Problem to solve: Isolate every line in the records below with "Jammu" in it.
************
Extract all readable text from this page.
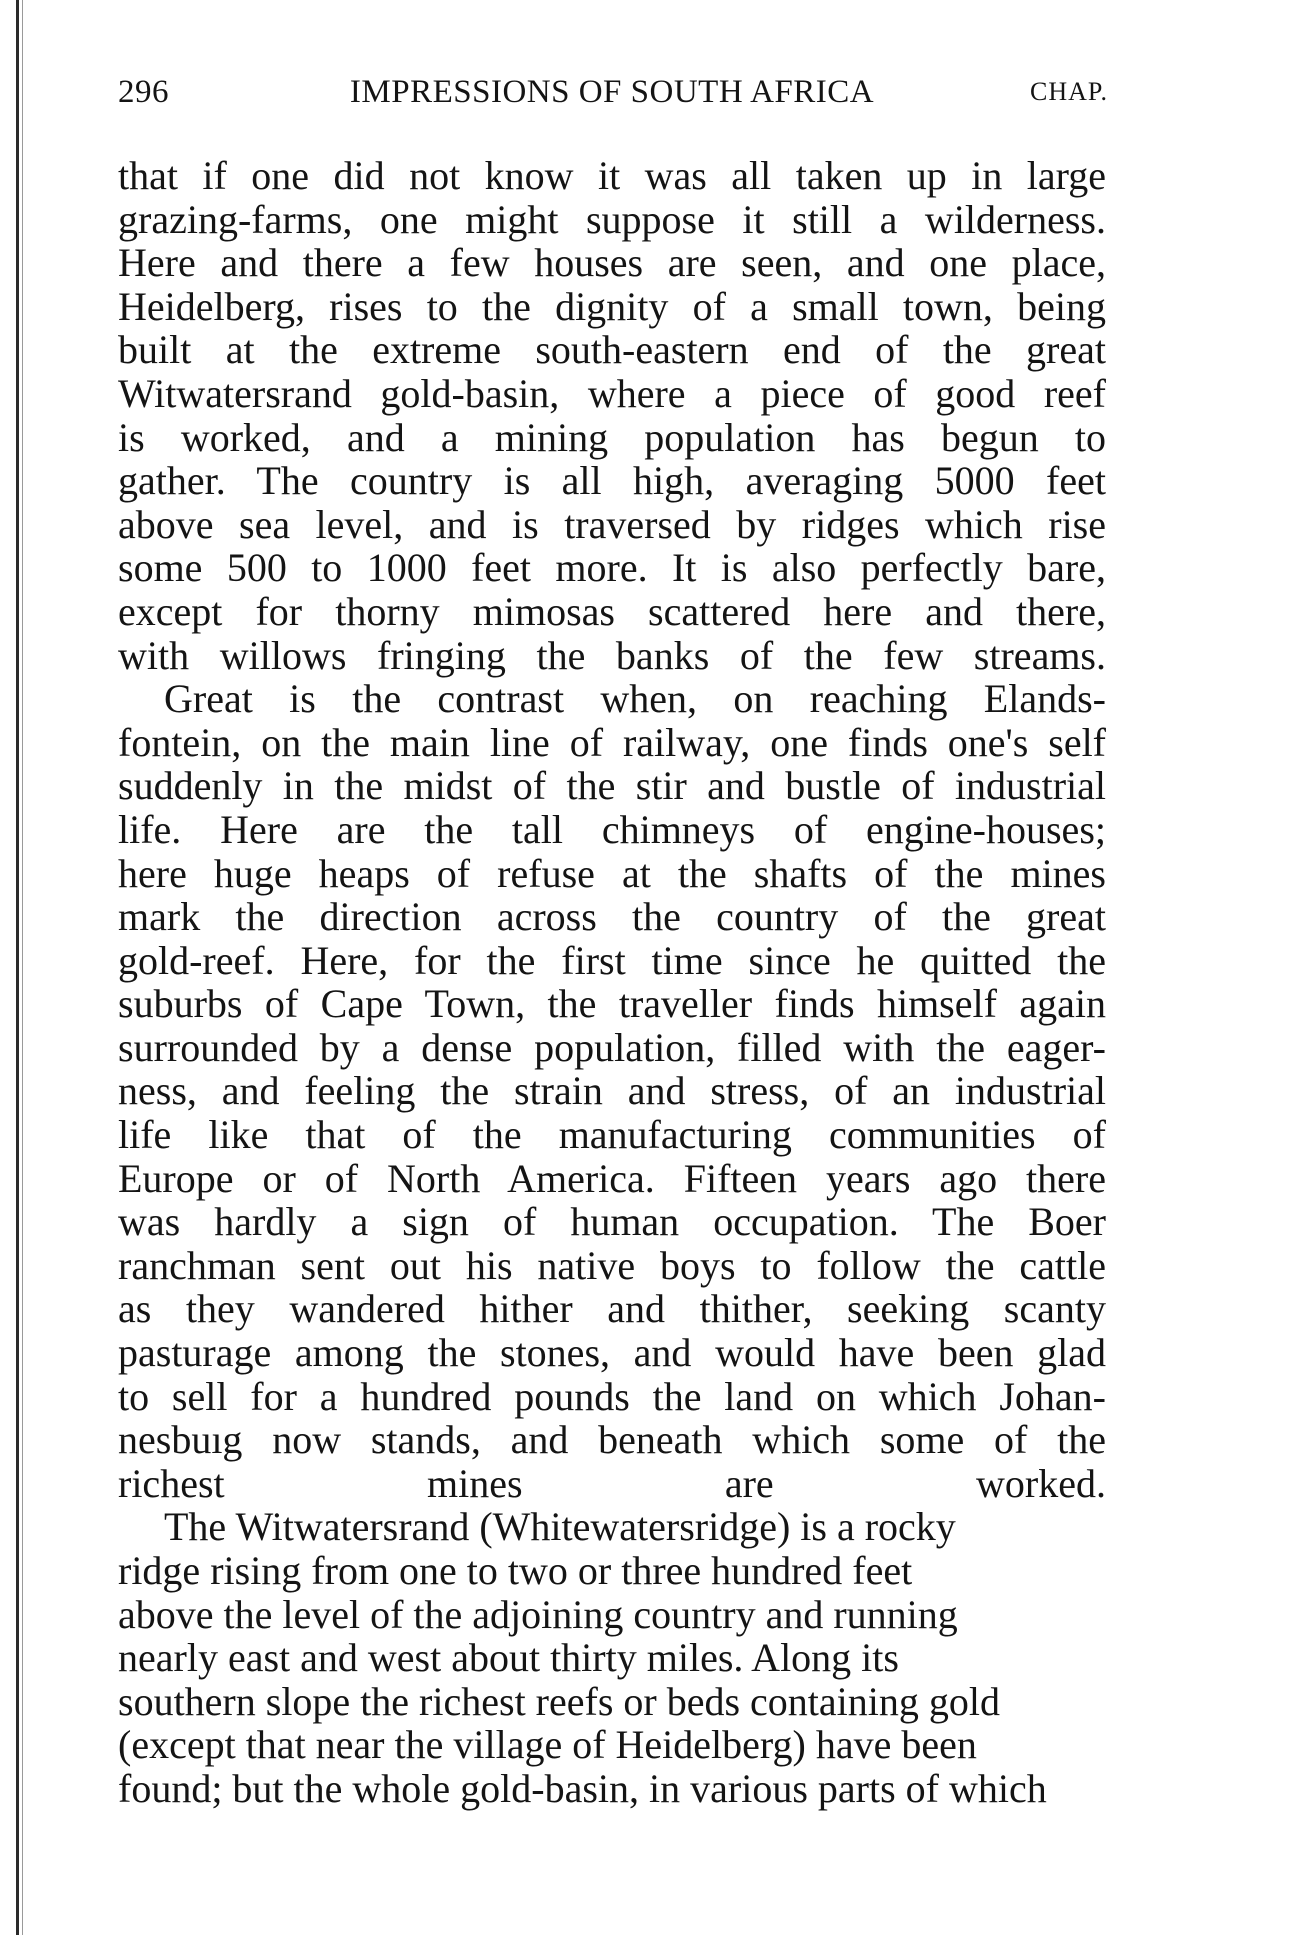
296	IMPRESSIONS OF SOUTH AFRICA	CHAP.

that if one did not know it was all taken up in large
grazing-farms, one might suppose it still a wilderness.
Here and there a few houses are seen, and one place,
Heidelberg, rises to the dignity of a small town, being
built at the extreme south-eastern end of the great
Witwatersrand gold-basin, where a piece of good reef
is worked, and a mining population has begun to
gather. The country is all high, averaging 5000 feet
above sea level, and is traversed by ridges which rise
some 500 to 1000 feet more. It is also perfectly bare,
except for thorny mimosas scattered here and there,
with willows fringing the banks of the few streams.

Great is the contrast when, on reaching Elands-
fontein, on the main line of railway, one finds one's self
suddenly in the midst of the stir and bustle of industrial
life. Here are the tall chimneys of engine-houses;
here huge heaps of refuse at the shafts of the mines
mark the direction across the country of the great
gold-reef. Here, for the first time since he quitted the
suburbs of Cape Town, the traveller finds himself again
surrounded by a dense population, filled with the eager-
ness, and feeling the strain and stress, of an industrial
life like that of the manufacturing communities of
Europe or of North America. Fifteen years ago there
was hardly a sign of human occupation. The Boer
ranchman sent out his native boys to follow the cattle
as they wandered hither and thither, seeking scanty
pasturage among the stones, and would have been glad
to sell for a hundred pounds the land on which Johan-
nesbuıg now stands, and beneath which some of the
richest mines are worked.

The Witwatersrand (Whitewatersridge) is a rocky
ridge rising from one to two or three hundred feet
above the level of the adjoining country and running
nearly east and west about thirty miles. Along its
southern slope the richest reefs or beds containing gold
(except that near the village of Heidelberg) have been
found; but the whole gold-basin, in various parts of which
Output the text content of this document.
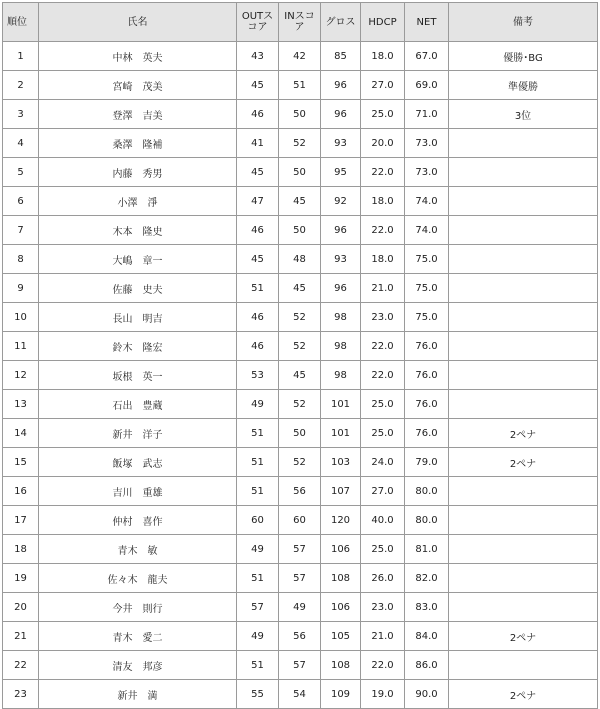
順位	氏名	OUTスコア	INスコア	グロス	HDCP	NET	備考
1	中林　英夫	43	42	85	18.0	67.0	優勝･BG
2	宮崎　茂美	45	51	96	27.0	69.0	準優勝
3	登澤　吉美	46	50	96	25.0	71.0	3位
4	桑澤　隆補	41	52	93	20.0	73.0	
5	内藤　秀男	45	50	95	22.0	73.0	
6	小澤　淨	47	45	92	18.0	74.0	
7	木本　隆史	46	50	96	22.0	74.0	
8	大嶋　章一	45	48	93	18.0	75.0	
9	佐藤　史夫	51	45	96	21.0	75.0	
10	長山　明吉	46	52	98	23.0	75.0	
11	鈴木　隆宏	46	52	98	22.0	76.0	
12	坂根　英一	53	45	98	22.0	76.0	
13	石出　豊蔵	49	52	101	25.0	76.0	
14	新井　洋子	51	50	101	25.0	76.0	2ペナ
15	飯塚　武志	51	52	103	24.0	79.0	2ペナ
16	吉川　重雄	51	56	107	27.0	80.0	
17	仲村　喜作	60	60	120	40.0	80.0	
18	青木　敏	49	57	106	25.0	81.0	
19	佐々木　龍夫	51	57	108	26.0	82.0	
20	今井　則行	57	49	106	23.0	83.0	
21	青木　愛二	49	56	105	21.0	84.0	2ペナ
22	清友　邦彦	51	57	108	22.0	86.0	
23	新井　満	55	54	109	19.0	90.0	2ペナ
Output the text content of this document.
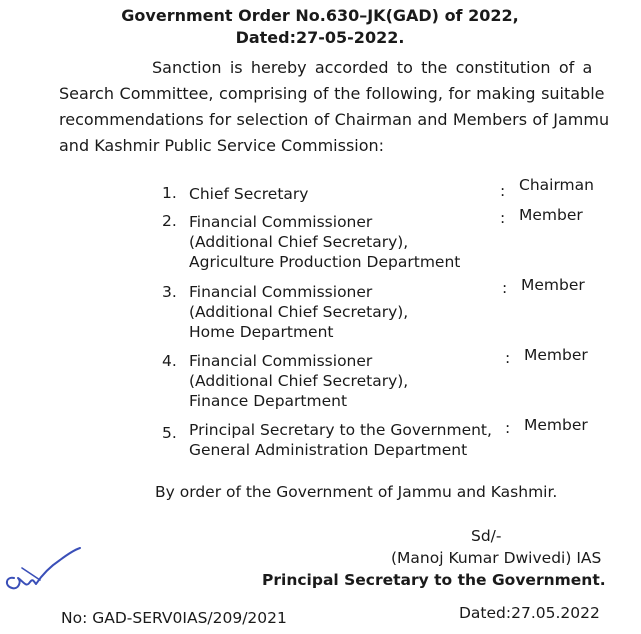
Government Order No.630–JK(GAD) of 2022,
Dated:27-05-2022.
Sanction is hereby accorded to the constitution of a
Search Committee, comprising of the following, for making suitable
recommendations for selection of Chairman and Members of Jammu
and Kashmir Public Service Commission:
1. Chief Secretary	: Chairman
2. Financial Commissioner
(Additional Chief Secretary),
Agriculture Production Department
: Member
3. Financial Commissioner
(Additional Chief Secretary),
Home Department
: Member
4. Financial Commissioner
(Additional Chief Secretary),
Finance Department
: Member
5. Principal Secretary to the Government,
General Administration Department
: Member
By order of the Government of Jammu and Kashmir.
Sd/-
(Manoj Kumar Dwivedi) IAS
Principal Secretary to the Government.
No: GAD-SERV0IAS/209/2021	Dated:27.05.2022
************
Result of the exercise:
recommendations for selection of Chairman and Members of Jammu
By order of the Government of Jammu and Kashmir.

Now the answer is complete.